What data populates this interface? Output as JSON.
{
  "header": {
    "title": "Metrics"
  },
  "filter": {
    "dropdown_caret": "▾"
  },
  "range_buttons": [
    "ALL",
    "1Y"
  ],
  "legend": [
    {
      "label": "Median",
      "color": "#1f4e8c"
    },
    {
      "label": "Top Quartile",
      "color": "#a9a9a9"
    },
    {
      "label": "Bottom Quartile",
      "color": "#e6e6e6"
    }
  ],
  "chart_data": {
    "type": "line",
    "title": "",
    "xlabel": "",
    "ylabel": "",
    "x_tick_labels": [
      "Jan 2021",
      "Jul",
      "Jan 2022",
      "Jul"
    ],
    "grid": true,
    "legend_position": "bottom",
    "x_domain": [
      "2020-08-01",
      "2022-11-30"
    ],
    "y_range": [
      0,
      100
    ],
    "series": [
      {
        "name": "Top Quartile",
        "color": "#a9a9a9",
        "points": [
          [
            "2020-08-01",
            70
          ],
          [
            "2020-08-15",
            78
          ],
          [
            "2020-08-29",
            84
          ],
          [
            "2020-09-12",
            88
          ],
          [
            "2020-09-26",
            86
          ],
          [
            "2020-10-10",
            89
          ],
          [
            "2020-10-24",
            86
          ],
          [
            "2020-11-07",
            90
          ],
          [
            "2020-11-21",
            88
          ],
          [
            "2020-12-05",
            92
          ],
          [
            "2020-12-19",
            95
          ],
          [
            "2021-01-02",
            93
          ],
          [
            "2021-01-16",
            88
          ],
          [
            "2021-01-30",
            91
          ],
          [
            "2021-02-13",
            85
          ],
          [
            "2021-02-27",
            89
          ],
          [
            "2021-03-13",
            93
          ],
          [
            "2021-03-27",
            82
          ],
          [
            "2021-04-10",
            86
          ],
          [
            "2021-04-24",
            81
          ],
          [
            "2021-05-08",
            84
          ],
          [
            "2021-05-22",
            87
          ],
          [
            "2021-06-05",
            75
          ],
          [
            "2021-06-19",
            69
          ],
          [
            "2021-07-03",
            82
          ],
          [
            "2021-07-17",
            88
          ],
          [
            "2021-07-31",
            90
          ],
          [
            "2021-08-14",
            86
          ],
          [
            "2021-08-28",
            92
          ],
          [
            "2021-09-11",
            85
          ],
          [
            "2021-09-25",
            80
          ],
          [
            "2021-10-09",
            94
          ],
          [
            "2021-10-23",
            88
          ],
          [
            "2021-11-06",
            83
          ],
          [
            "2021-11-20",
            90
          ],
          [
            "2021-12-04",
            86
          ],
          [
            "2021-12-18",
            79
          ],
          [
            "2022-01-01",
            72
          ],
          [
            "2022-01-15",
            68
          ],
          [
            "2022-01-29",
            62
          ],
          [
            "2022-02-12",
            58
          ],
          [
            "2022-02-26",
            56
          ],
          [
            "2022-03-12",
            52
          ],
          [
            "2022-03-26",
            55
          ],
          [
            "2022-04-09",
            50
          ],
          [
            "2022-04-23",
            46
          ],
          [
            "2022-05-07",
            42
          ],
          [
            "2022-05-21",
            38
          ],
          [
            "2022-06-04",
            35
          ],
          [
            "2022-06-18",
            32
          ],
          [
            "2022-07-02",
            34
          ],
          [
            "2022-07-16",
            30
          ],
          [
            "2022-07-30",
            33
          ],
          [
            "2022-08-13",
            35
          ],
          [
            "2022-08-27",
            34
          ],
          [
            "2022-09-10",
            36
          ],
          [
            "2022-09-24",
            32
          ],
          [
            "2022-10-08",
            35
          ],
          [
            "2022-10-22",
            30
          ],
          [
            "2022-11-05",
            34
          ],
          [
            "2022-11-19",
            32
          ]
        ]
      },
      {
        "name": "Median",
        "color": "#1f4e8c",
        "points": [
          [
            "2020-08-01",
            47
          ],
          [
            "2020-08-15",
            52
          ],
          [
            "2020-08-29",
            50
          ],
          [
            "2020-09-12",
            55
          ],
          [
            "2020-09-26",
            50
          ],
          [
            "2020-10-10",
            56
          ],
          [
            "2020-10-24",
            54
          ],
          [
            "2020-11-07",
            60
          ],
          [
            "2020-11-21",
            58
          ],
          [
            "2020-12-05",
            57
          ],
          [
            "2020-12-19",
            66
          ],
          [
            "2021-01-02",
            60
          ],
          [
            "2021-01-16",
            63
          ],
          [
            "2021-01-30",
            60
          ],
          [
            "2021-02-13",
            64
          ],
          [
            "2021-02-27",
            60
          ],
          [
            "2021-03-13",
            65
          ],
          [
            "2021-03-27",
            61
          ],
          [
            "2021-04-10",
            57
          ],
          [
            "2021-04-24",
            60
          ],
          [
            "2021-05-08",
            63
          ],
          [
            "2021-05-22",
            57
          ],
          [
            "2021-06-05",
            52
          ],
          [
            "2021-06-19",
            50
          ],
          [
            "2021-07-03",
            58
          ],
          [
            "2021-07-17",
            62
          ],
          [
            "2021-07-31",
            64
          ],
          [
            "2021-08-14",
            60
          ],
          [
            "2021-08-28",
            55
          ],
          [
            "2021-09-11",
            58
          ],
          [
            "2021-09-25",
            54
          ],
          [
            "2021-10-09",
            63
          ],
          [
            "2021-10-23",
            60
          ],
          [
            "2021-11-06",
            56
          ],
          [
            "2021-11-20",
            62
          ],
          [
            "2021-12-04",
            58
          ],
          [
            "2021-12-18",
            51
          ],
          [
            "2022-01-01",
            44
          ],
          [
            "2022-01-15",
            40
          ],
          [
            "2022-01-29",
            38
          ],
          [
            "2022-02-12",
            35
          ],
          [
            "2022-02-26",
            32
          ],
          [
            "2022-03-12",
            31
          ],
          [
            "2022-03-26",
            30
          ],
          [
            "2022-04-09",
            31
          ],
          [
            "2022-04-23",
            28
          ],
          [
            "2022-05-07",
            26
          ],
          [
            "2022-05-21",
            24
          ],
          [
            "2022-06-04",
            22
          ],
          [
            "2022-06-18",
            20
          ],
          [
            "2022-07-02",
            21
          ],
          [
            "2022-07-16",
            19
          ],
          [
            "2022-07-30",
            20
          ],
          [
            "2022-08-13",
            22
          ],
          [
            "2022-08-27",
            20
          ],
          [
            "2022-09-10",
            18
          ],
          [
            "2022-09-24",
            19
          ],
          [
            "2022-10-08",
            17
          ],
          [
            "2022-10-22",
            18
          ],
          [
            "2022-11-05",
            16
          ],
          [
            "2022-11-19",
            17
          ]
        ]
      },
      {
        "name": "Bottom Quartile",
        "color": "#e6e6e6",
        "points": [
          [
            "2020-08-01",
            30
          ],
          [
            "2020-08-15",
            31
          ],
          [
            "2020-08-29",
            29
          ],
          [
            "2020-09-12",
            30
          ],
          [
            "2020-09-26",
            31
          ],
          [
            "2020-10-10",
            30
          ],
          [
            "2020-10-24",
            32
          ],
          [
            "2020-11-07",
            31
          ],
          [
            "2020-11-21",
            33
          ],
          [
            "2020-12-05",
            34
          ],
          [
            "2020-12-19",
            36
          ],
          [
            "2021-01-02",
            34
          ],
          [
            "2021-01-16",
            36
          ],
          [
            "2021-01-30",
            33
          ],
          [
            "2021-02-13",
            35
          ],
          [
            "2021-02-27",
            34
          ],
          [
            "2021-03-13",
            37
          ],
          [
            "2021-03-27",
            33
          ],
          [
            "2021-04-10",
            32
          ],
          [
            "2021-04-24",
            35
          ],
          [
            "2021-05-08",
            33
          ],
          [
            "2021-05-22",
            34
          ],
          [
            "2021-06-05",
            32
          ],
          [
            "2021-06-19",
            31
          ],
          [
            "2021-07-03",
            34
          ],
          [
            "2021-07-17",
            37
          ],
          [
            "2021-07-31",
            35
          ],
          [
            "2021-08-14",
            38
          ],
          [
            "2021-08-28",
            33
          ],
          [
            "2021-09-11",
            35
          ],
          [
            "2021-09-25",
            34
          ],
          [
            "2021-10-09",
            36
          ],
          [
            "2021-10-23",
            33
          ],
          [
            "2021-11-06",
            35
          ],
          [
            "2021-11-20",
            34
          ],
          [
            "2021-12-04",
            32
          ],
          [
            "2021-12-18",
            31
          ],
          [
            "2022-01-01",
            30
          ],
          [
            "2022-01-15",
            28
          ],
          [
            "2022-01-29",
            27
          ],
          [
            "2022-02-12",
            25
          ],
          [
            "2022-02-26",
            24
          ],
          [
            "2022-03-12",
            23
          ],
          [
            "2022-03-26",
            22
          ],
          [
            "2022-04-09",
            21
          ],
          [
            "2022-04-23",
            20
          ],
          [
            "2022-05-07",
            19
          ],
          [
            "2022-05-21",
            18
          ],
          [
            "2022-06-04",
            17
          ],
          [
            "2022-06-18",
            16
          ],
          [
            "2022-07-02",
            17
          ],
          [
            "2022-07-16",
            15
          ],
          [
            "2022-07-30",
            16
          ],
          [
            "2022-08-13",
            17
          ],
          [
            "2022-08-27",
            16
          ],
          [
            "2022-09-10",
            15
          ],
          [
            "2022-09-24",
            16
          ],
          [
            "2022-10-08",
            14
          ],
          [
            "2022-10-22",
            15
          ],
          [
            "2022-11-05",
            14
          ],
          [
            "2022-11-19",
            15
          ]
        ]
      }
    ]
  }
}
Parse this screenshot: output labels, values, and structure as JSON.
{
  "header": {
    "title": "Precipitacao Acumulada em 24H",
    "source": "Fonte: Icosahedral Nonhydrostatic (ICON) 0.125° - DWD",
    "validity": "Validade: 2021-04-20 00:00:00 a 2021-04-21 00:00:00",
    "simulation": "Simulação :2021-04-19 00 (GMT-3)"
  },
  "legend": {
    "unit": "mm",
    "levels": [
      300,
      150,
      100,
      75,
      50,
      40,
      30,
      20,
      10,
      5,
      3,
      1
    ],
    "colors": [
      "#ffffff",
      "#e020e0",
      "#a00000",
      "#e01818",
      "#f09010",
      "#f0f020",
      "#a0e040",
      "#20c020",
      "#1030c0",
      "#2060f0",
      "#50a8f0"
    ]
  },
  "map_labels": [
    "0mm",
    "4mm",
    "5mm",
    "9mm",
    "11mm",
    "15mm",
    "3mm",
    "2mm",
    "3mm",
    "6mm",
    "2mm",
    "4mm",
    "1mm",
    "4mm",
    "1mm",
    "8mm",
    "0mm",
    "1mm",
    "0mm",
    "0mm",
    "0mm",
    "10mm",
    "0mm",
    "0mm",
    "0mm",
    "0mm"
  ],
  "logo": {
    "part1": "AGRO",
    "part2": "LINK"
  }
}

§ §

Task to carry out:
Scan the material above. Copy each line where "Quartile" occurs.

Answer:
      "label": "Top Quartile",
      "label": "Bottom Quartile",
        "name": "Top Quartile",
        "name": "Bottom Quartile",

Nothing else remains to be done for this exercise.